• **Instructions for the task**
Identify all lines in the data containing the string "vuông". Copy them out.

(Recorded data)
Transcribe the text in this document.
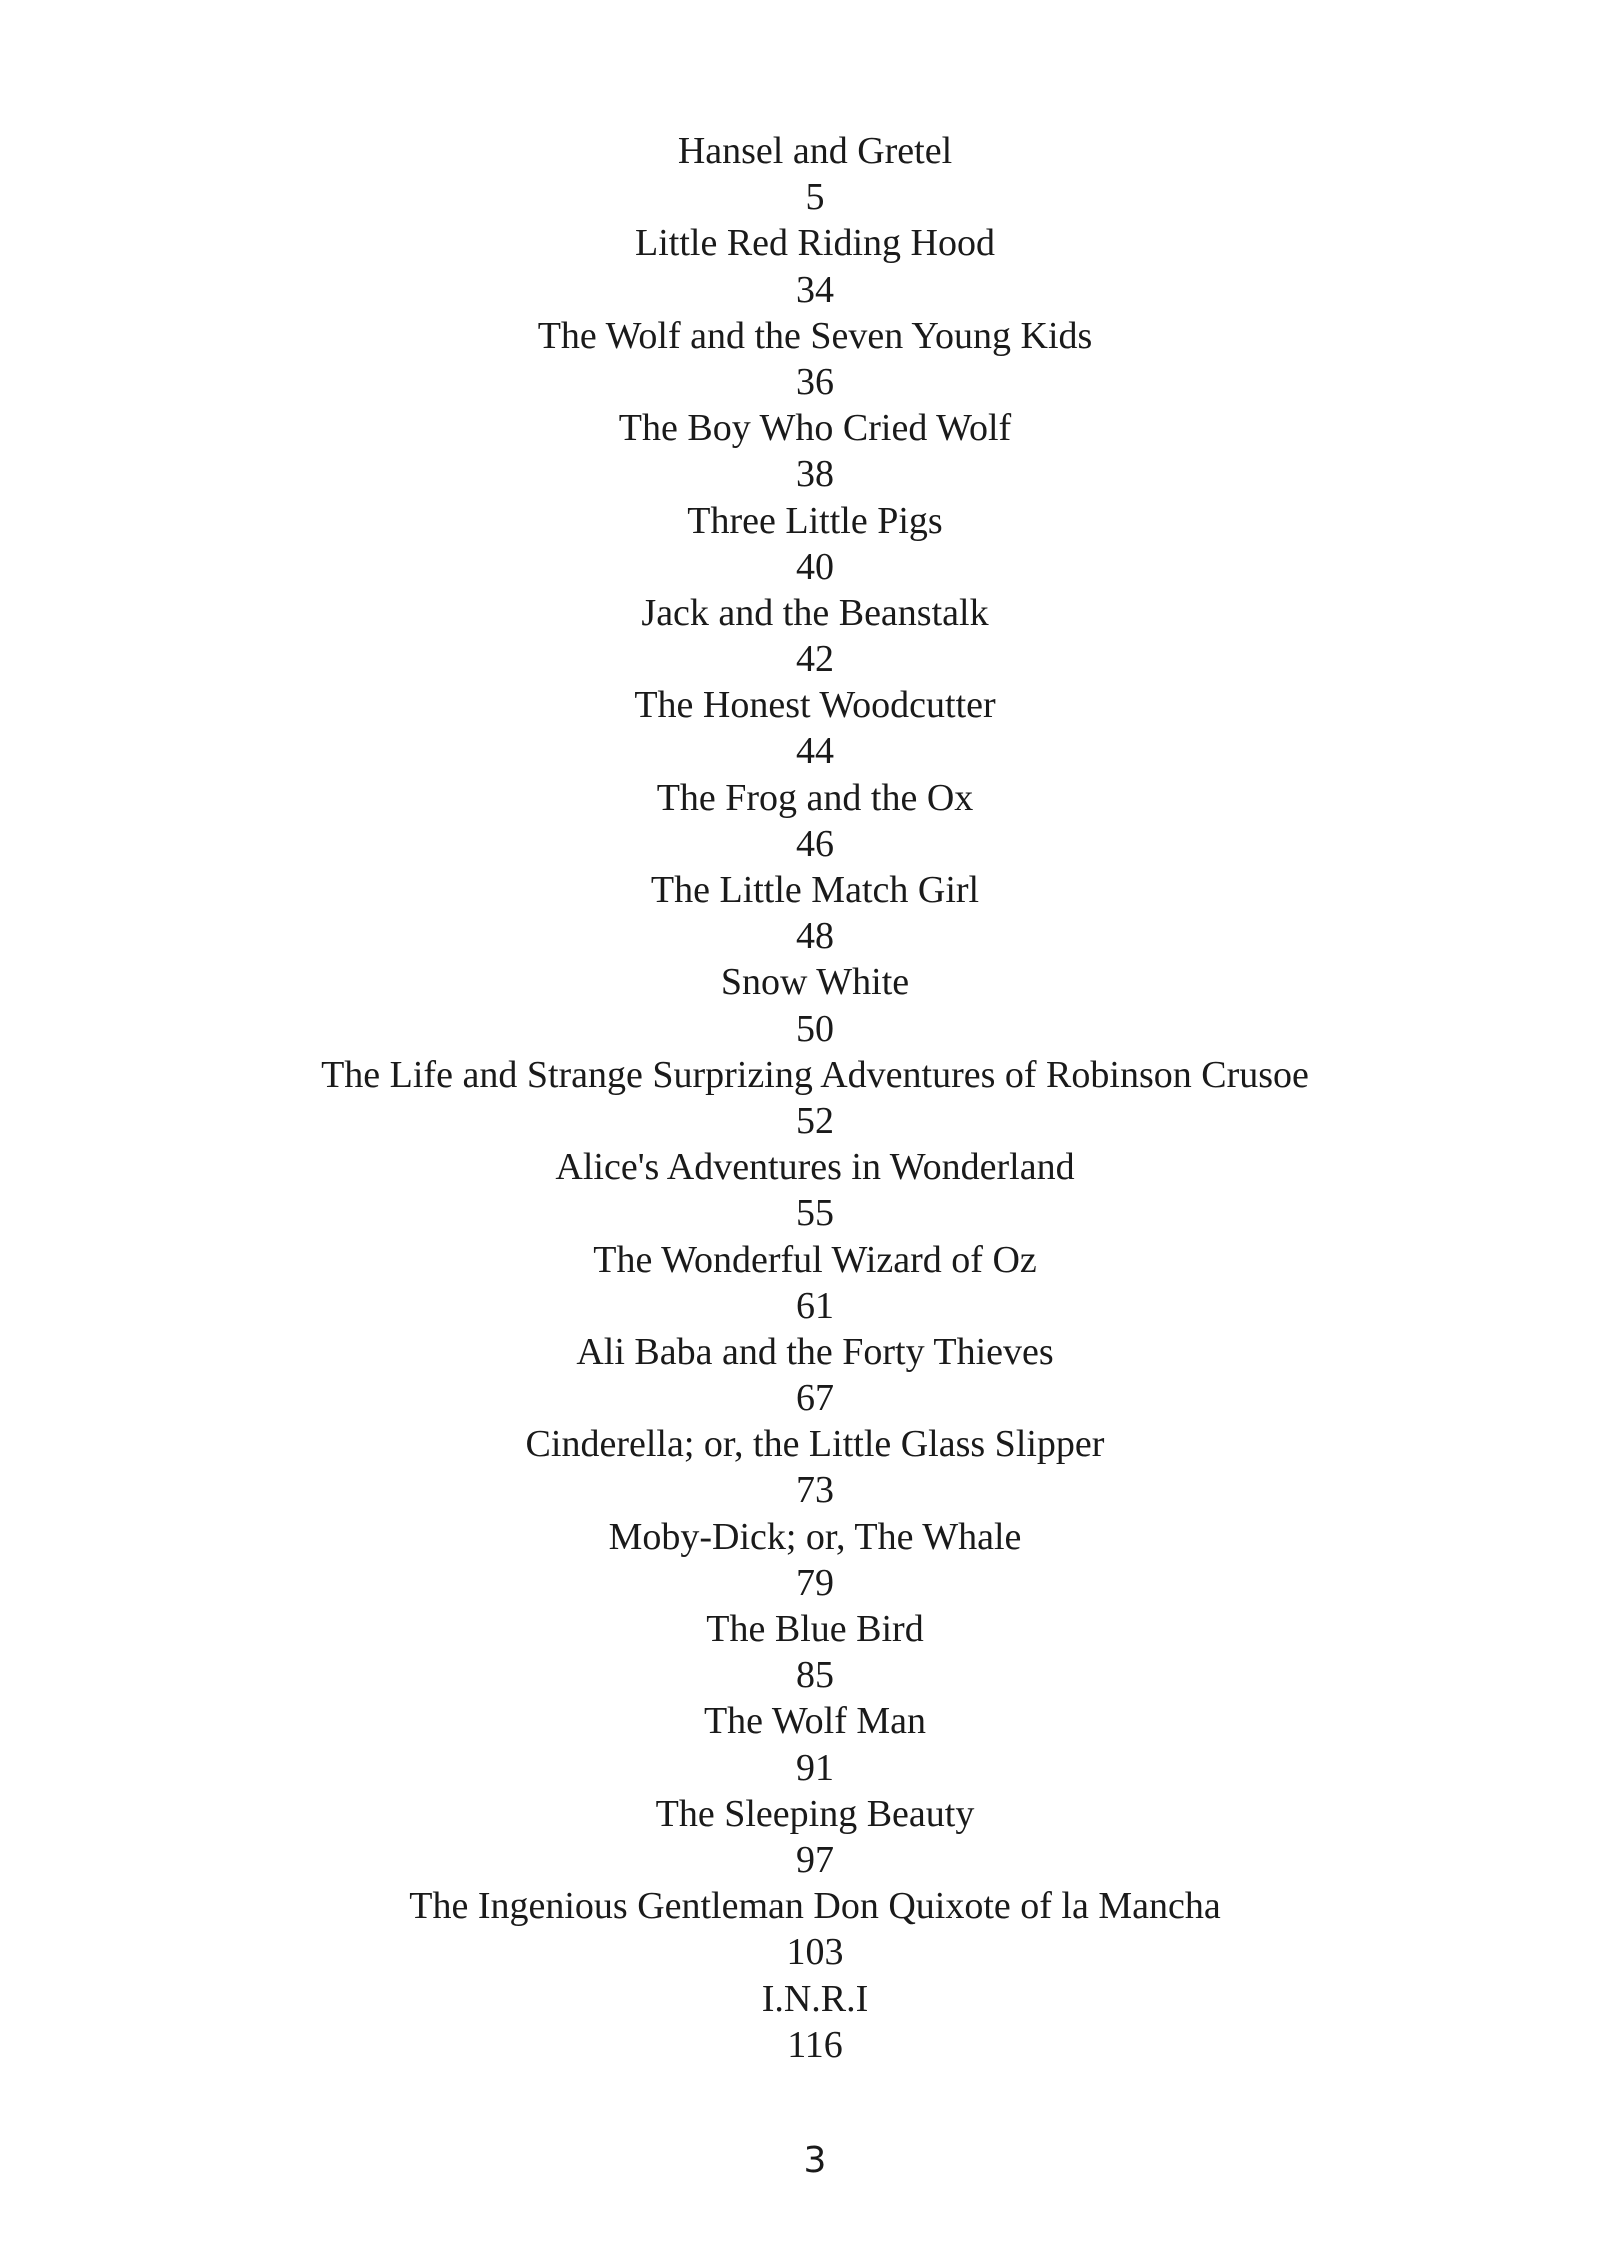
Hansel and Gretel
5
Little Red Riding Hood
34
The Wolf and the Seven Young Kids
36
The Boy Who Cried Wolf
38
Three Little Pigs
40
Jack and the Beanstalk
42
The Honest Woodcutter
44
The Frog and the Ox
46
The Little Match Girl
48
Snow White
50
The Life and Strange Surprizing Adventures of Robinson Crusoe
52
Alice's Adventures in Wonderland
55
The Wonderful Wizard of Oz
61
Ali Baba and the Forty Thieves
67
Cinderella; or, the Little Glass Slipper
73
Moby-Dick; or, The Whale
79
The Blue Bird
85
The Wolf Man
91
The Sleeping Beauty
97
The Ingenious Gentleman Don Quixote of la Mancha
103
I.N.R.I
116
3
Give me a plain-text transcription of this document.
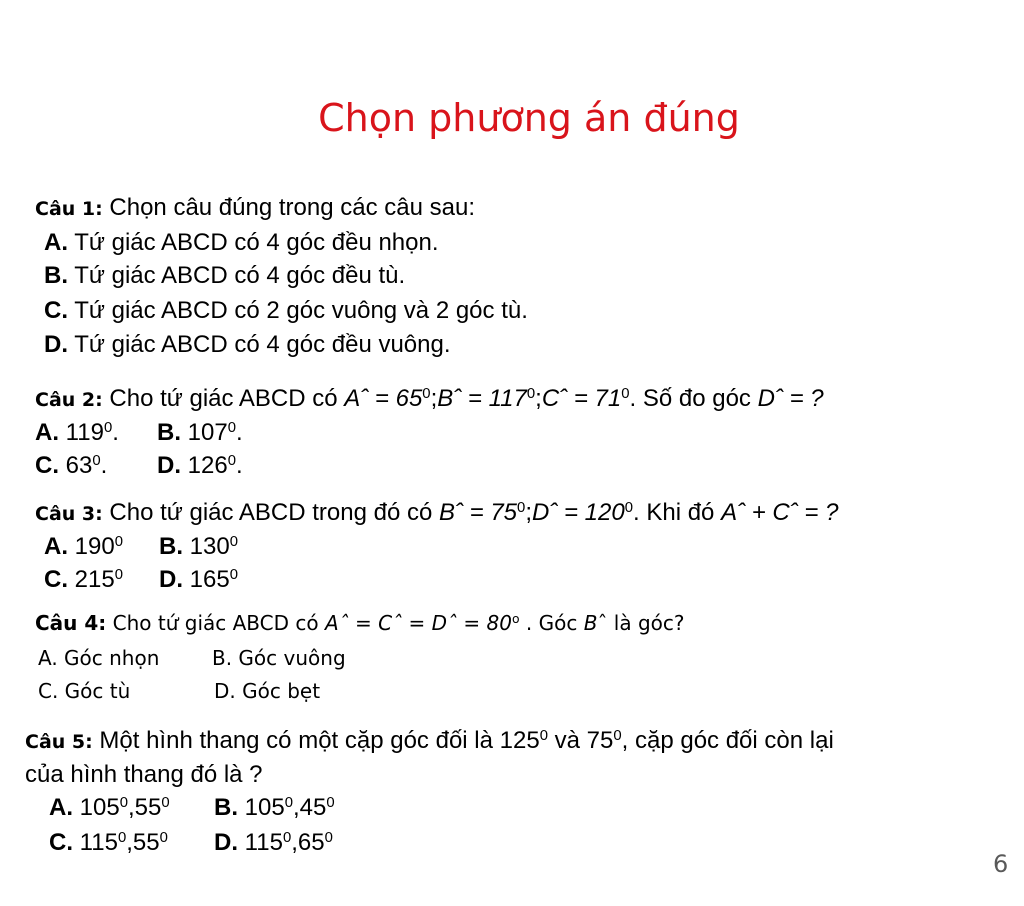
Chọn phương án đúng
Câu 1: Chọn câu đúng trong các câu sau:
A. Tứ giác ABCD có 4 góc đều nhọn.
B. Tứ giác ABCD có 4 góc đều tù.
C. Tứ giác ABCD có 2 góc vuông và 2 góc tù.
D. Tứ giác ABCD có 4 góc đều vuông.
Câu 2: Cho tứ giác ABCD có Aˆ = $65^0;Bˆ$ = $117^0;Cˆ = 71^0$. Số đo góc Dˆ = ?
A. $119^0$. B. $107^0$.
C. $63^0$. D. $126^0$.
Câu 3: Cho tứ giác ABCD trong đó có Bˆ = $75^0;Dˆ = 120^0$. Khi đó Aˆ + Cˆ = ?
A. $190^0$ B. $130^0$
C. $215^0$ D. $165^0$
Câu 4: Cho tứ giác ABCD có Aˆ = Cˆ = Dˆ = $80^o$ . Góc Bˆ là góc?
A. Góc nhọn	B. Góc vuông
C. Góc tù	D. Góc bẹt
Câu 5: Một hình thang có một cặp góc đối là $125^0$ và $75^0$, cặp góc đối còn lại
của hình thang đó là ?
A. $105^0,55^0$ B. $105^0,45^0$
C. $115^0,55^0$ D. $115^0,65^0$
6
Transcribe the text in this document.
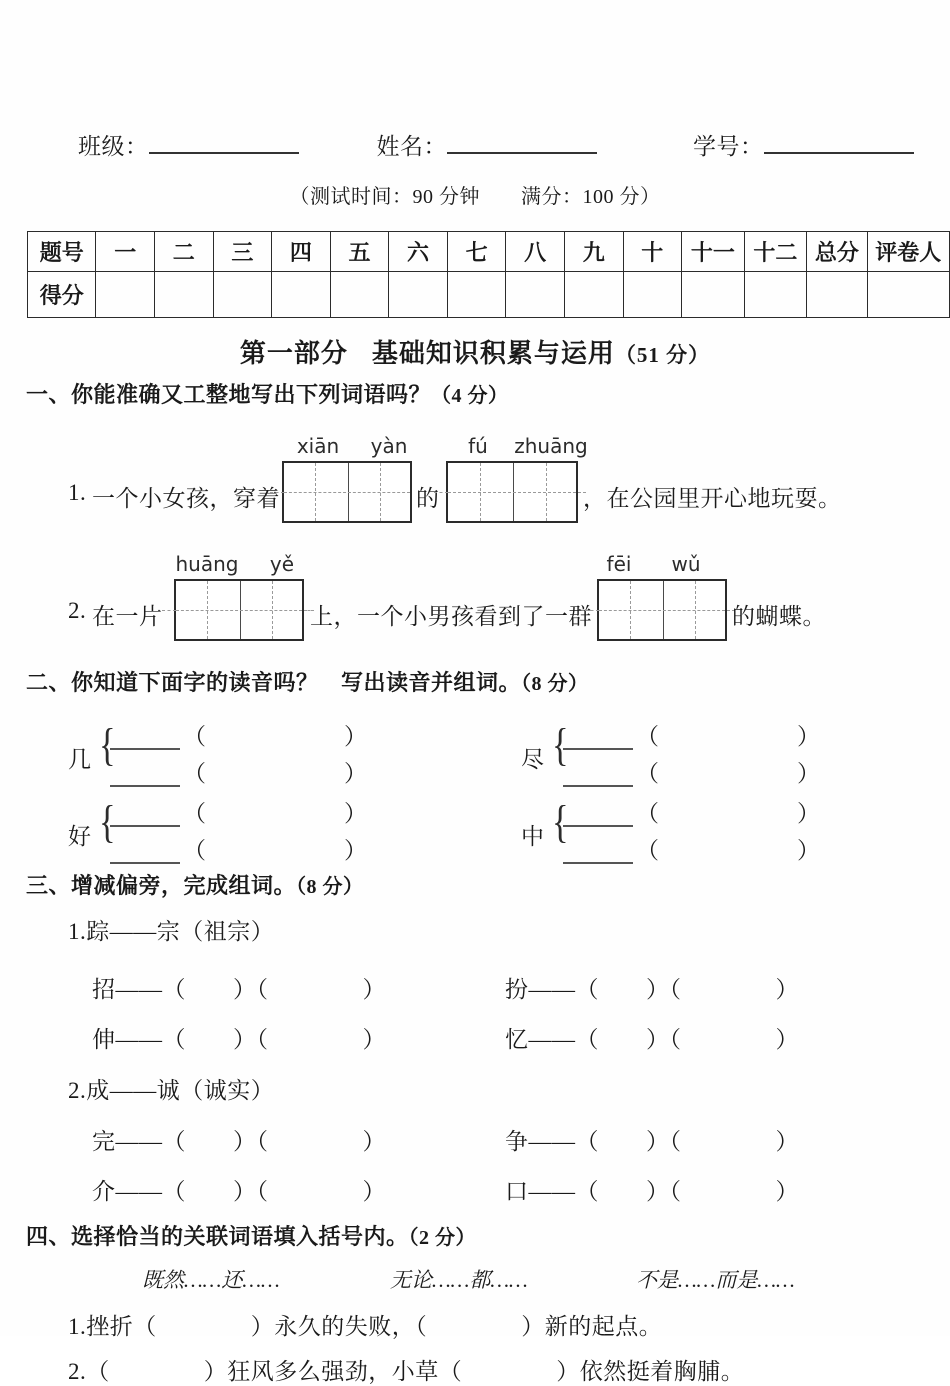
班级：	姓名：	学号：
（测试时间：90 分钟　　满分：100 分）
题号	一	二	三	四	五	六	七	八	九	十	十一	十二	总分	评卷人
得分														
第一部分 基础知识积累与运用（51 分）
一、你能准确又工整地写出下列词语吗？（4 分）
xiān	yàn	fú	zhuāng
1. 一个小女孩，穿着	的	，在公园里开心地玩耍。
huāng	yě	fēi	wǔ
2. 在一片	上，一个小男孩看到了一群	的蝴蝶。
二、你知道下面字的读音吗？　写出读音并组词。（8 分）
几 {	（　　　　　　）
（　　　　　　）
尽 {	（　　　　　　）
（　　　　　　）
好 {	（　　　　　　）
（　　　　　　）
中 {	（　　　　　　）
（　　　　　　）
三、增减偏旁，完成组词。（8 分）
1.踪——宗（祖宗）
招——（　　）（　　　　）	扮——（　　）（　　　　）
伸——（　　）（　　　　）	忆——（　　）（　　　　）
2.成——诚（诚实）
完——（　　）（　　　　）	争——（　　）（　　　　）
介——（　　）（　　　　）	口——（　　）（　　　　）
四、选择恰当的关联词语填入括号内。（2 分）
既然……还……	无论……都……	不是……而是……
1.挫折（　　　　）永久的失败，（　　　　）新的起点。
2.（　　　　）狂风多么强劲，小草（　　　　）依然挺着胸脯。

• **The reply**
C. Tứ giác ABCD có 2 góc vuông và 2 góc tù.
D. Tứ giác ABCD có 4 góc đều vuông.
A. Góc nhọn	B. Góc vuông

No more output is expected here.